TASK REQUIREMENTS:
Wherever the string "this" appears in the listing, copy that line.

MATERIALS PROVIDED:
★ ★ ★ ★ ★ ★ ★

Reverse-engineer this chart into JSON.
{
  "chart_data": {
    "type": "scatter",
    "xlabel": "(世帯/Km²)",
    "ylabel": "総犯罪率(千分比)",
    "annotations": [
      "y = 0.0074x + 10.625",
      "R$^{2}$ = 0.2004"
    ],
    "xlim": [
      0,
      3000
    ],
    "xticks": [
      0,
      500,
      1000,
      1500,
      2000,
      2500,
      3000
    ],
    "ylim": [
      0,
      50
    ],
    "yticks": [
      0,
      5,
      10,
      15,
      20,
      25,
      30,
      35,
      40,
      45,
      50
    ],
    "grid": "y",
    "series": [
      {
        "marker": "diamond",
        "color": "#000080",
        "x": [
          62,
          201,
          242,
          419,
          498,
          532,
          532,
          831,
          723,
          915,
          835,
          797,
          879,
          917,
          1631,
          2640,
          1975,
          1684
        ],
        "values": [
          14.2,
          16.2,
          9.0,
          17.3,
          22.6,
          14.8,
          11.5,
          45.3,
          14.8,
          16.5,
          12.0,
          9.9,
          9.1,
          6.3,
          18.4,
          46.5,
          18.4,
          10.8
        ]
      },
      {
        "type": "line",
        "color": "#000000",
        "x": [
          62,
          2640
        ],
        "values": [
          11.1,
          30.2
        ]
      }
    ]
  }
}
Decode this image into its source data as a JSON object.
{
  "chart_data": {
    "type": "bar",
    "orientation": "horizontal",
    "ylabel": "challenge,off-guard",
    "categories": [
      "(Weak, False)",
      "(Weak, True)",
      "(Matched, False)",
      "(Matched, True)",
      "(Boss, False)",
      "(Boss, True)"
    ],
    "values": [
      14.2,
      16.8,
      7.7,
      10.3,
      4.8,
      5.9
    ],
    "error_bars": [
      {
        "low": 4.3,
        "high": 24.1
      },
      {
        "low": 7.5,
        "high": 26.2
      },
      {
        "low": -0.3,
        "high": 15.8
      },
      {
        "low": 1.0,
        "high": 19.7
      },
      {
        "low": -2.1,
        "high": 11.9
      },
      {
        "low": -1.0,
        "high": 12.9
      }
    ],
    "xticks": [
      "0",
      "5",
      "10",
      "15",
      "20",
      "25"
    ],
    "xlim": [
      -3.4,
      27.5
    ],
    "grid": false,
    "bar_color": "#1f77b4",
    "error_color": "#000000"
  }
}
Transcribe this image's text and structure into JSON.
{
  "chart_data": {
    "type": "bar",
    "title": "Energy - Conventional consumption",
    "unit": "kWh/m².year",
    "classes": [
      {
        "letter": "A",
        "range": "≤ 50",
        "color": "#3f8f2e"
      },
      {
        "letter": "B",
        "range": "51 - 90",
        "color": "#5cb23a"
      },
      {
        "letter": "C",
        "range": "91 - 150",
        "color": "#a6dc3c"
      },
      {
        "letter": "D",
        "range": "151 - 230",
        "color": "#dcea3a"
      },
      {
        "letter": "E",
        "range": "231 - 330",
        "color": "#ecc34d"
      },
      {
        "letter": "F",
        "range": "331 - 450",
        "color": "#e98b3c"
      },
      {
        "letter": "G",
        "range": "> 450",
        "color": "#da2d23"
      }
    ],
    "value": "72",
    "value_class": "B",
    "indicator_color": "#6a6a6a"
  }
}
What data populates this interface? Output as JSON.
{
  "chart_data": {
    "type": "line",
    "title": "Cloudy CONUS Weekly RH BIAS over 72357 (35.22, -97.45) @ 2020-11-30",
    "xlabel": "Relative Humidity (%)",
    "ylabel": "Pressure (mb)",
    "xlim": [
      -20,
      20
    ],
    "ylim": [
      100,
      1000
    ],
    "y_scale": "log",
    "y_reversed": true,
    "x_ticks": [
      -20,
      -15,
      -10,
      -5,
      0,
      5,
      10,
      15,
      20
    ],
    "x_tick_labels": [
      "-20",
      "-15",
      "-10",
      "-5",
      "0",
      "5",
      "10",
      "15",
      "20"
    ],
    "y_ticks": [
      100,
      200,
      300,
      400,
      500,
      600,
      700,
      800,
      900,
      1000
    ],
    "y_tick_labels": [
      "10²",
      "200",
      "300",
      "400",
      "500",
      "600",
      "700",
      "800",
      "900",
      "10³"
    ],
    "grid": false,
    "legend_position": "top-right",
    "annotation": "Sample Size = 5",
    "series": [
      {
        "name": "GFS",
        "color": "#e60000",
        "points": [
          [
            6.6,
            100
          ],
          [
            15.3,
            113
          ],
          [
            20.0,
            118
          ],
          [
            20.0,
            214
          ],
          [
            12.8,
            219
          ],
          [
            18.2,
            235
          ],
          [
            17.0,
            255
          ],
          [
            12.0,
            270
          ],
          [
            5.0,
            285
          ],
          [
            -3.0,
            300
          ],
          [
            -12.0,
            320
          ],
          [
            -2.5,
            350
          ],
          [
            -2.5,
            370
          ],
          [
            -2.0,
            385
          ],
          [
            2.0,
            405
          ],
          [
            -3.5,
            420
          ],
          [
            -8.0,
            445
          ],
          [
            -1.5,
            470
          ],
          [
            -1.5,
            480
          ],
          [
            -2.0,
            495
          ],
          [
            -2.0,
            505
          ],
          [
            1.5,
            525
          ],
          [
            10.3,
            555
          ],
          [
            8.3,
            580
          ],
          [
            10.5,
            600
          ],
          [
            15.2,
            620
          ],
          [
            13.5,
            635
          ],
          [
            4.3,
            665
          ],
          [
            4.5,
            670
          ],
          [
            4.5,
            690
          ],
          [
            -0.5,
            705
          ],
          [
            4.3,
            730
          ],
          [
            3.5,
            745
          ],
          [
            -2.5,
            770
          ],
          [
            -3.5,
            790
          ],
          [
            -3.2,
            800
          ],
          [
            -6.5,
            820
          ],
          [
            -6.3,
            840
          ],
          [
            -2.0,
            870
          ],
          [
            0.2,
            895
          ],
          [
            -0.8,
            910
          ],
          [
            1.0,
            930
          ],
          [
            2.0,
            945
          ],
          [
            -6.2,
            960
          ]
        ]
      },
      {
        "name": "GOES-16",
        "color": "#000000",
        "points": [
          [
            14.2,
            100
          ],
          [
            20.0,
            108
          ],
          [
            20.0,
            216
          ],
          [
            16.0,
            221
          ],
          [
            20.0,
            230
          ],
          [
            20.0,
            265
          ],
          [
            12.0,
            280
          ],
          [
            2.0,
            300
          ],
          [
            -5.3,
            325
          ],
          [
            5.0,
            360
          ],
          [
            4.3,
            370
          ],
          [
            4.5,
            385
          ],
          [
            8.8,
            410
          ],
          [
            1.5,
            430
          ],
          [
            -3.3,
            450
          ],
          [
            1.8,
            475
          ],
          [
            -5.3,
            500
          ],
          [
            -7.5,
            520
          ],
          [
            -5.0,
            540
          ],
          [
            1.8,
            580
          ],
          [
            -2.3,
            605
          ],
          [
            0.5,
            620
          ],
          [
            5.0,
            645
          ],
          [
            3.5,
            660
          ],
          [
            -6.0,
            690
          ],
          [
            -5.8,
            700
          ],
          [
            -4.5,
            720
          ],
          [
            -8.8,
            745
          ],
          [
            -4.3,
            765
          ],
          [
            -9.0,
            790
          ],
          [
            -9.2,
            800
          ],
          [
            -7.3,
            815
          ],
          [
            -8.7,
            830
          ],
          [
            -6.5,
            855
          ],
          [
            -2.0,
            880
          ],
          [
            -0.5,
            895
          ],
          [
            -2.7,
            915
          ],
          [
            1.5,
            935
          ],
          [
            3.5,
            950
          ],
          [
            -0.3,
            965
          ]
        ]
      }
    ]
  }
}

★ ★ ★ ★ ★ ★ ★

REPLY:
Reverse-engineer this chart into JSON.
Decode this image into its source data as a JSON object.
Transcribe this image's text and structure into JSON.
What data populates this interface? Output as JSON.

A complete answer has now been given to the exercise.